===== Supplied material

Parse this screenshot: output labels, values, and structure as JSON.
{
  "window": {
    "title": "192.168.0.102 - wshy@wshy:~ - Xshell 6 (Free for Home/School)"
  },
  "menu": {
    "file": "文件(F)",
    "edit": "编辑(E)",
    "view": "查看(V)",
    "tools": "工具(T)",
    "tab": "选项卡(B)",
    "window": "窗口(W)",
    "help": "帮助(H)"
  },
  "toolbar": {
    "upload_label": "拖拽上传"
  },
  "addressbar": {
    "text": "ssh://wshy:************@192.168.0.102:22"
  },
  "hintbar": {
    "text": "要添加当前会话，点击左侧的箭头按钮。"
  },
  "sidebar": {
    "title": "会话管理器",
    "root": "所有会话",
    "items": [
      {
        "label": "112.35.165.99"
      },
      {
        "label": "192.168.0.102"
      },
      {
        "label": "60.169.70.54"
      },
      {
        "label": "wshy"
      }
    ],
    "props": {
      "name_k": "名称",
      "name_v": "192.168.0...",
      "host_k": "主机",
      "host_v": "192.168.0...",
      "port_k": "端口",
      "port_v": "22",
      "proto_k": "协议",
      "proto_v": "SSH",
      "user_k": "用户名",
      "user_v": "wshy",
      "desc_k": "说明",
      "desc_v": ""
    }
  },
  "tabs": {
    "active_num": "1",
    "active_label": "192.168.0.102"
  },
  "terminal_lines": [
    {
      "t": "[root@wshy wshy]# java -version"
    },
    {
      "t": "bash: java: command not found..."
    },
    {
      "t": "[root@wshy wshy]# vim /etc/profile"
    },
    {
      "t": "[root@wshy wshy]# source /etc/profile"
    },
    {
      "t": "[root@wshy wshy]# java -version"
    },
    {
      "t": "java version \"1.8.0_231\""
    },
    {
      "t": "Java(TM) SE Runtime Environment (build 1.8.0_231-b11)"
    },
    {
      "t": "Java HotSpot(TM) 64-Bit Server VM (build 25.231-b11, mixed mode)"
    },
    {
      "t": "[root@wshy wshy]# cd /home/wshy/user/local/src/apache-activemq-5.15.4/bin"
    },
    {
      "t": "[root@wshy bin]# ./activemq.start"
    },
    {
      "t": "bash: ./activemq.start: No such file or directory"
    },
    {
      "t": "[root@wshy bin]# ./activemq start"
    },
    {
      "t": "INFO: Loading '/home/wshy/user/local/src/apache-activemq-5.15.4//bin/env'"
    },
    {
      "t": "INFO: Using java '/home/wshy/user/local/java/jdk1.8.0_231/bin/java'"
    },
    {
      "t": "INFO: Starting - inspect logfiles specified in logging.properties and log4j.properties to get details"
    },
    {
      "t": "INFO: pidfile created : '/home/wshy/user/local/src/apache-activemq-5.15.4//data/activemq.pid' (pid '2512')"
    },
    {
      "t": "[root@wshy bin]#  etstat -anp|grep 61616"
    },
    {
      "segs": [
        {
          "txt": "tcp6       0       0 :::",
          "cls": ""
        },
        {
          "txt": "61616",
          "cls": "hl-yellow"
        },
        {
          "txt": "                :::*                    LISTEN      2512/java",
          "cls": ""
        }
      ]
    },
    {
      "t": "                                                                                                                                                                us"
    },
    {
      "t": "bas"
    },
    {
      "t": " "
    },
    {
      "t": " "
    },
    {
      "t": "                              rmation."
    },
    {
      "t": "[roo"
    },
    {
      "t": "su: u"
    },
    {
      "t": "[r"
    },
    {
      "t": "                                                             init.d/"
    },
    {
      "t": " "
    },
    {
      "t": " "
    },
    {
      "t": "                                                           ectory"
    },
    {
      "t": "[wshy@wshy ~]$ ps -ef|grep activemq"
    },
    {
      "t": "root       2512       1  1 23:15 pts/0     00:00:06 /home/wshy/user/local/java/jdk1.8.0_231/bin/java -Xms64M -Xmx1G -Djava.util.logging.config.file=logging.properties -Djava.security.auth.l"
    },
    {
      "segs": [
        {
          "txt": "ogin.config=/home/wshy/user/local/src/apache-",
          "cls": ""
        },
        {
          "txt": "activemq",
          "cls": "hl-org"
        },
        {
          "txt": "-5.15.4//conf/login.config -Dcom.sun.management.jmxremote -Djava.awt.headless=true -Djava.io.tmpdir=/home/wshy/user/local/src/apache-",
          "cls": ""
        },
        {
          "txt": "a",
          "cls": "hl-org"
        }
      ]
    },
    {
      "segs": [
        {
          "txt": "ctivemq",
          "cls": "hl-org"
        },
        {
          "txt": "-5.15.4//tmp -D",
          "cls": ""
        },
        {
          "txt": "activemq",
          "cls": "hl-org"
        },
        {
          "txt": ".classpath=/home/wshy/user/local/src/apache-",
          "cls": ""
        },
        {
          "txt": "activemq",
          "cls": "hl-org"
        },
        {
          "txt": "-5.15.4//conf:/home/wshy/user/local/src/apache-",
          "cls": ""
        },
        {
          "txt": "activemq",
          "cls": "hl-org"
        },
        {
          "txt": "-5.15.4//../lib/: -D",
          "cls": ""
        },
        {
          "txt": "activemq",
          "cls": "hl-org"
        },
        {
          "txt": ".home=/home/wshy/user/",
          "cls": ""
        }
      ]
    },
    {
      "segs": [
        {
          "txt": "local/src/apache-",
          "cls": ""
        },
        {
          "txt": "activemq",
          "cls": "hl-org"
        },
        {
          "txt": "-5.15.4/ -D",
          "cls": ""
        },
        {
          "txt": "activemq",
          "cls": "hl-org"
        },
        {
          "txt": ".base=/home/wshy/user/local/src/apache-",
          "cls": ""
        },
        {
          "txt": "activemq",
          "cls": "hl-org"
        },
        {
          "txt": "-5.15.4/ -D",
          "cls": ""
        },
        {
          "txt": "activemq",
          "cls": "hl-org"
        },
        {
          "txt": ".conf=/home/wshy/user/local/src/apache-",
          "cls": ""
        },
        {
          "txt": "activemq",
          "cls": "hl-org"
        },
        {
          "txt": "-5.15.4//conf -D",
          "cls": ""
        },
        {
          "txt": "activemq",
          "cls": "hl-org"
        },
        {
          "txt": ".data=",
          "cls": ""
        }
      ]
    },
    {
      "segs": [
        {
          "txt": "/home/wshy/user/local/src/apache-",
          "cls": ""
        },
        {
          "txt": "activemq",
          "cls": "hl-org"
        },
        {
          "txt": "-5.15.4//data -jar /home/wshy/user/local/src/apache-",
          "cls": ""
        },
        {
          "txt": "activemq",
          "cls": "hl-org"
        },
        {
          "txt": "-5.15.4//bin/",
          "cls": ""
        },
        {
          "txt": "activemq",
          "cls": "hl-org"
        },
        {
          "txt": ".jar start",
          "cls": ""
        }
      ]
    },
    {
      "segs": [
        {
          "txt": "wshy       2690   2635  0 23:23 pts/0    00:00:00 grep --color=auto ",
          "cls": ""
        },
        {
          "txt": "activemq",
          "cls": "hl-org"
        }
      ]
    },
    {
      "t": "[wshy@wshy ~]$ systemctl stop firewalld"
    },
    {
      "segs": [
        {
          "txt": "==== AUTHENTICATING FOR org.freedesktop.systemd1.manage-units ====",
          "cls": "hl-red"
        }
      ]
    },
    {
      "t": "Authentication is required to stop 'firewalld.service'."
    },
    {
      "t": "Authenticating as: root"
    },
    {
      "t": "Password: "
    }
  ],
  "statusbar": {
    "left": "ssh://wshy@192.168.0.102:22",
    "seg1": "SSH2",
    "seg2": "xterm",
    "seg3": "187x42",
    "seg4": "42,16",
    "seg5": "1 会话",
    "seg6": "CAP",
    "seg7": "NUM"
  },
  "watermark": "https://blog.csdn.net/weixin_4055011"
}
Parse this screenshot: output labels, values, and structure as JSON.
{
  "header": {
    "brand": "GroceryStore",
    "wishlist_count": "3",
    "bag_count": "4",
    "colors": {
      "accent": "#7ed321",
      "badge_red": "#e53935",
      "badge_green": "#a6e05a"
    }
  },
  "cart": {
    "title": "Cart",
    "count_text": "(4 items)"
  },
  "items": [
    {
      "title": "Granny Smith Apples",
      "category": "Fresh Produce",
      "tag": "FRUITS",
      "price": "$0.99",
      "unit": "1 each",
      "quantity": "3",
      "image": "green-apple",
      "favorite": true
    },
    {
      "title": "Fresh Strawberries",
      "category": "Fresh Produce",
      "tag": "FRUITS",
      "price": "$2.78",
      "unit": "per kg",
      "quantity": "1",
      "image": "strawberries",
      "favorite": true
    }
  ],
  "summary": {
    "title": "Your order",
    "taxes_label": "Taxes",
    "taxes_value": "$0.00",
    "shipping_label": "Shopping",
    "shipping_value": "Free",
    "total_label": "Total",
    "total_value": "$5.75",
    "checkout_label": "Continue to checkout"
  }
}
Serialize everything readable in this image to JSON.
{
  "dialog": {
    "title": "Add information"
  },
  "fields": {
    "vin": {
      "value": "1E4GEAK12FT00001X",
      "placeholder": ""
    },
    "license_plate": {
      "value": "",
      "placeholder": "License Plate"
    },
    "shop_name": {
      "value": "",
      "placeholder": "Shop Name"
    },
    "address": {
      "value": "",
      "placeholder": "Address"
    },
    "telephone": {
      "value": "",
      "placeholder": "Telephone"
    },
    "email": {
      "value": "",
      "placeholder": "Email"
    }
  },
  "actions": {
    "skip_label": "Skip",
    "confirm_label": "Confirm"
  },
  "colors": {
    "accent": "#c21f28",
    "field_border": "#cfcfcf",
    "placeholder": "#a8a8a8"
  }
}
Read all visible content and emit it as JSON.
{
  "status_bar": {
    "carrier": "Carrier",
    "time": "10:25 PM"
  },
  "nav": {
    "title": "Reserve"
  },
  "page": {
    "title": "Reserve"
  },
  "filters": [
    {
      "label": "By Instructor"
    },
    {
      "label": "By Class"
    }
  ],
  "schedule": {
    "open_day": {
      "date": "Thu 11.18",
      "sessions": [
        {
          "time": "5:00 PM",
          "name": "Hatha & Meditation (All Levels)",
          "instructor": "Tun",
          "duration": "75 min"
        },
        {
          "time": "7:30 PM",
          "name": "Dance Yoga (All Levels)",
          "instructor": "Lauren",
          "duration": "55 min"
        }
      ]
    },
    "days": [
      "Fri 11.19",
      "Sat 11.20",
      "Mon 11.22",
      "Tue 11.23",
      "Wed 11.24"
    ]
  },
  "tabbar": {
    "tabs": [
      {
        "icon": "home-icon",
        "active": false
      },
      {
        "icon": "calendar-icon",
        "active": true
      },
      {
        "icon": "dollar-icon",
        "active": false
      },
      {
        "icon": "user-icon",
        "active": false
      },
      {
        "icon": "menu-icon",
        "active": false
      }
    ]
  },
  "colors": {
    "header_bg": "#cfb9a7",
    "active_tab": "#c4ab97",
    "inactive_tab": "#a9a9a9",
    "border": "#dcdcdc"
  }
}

==========

**Request**
Pull out all lines from the entries above that include the word "JSON".

**Exercise result**
Parse this screenshot: output labels, values, and structure as JSON.
Parse this screenshot: output labels, values, and structure as JSON.
Serialize everything readable in this image to JSON.
Read all visible content and emit it as JSON.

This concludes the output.